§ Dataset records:

◇ ◇ ◇ ◇ ◇

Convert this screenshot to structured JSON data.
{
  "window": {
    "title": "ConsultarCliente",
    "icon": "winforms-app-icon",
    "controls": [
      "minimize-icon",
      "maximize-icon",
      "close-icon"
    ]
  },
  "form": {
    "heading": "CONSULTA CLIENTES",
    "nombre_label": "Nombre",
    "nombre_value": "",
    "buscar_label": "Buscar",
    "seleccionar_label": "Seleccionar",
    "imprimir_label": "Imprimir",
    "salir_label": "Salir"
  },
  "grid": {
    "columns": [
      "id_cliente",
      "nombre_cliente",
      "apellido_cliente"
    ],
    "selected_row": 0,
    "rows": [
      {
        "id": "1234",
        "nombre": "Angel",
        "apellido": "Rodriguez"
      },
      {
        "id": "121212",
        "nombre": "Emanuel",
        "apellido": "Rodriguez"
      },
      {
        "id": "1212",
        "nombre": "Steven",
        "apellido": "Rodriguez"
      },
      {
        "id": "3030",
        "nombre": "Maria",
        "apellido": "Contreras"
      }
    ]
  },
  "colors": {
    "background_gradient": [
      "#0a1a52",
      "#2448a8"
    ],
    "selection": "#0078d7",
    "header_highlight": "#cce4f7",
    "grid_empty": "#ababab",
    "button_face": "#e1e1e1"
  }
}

◇ ◇ ◇ ◇ ◇

§ BRIEF:
Reproduce every line of the data verbatim.

§ ANSWER TO THIS TASK:
Convert this screenshot to structured JSON data.
{
  "window": {
    "title": "ConsultarCliente",
    "icon": "winforms-app-icon",
    "controls": [
      "minimize-icon",
      "maximize-icon",
      "close-icon"
    ]
  },
  "form": {
    "heading": "CONSULTA CLIENTES",
    "nombre_label": "Nombre",
    "nombre_value": "",
    "buscar_label": "Buscar",
    "seleccionar_label": "Seleccionar",
    "imprimir_label": "Imprimir",
    "salir_label": "Salir"
  },
  "grid": {
    "columns": [
      "id_cliente",
      "nombre_cliente",
      "apellido_cliente"
    ],
    "selected_row": 0,
    "rows": [
      {
        "id": "1234",
        "nombre": "Angel",
        "apellido": "Rodriguez"
      },
      {
        "id": "121212",
        "nombre": "Emanuel",
        "apellido": "Rodriguez"
      },
      {
        "id": "1212",
        "nombre": "Steven",
        "apellido": "Rodriguez"
      },
      {
        "id": "3030",
        "nombre": "Maria",
        "apellido": "Contreras"
      }
    ]
  },
  "colors": {
    "background_gradient": [
      "#0a1a52",
      "#2448a8"
    ],
    "selection": "#0078d7",
    "header_highlight": "#cce4f7",
    "grid_empty": "#ababab",
    "button_face": "#e1e1e1"
  }
}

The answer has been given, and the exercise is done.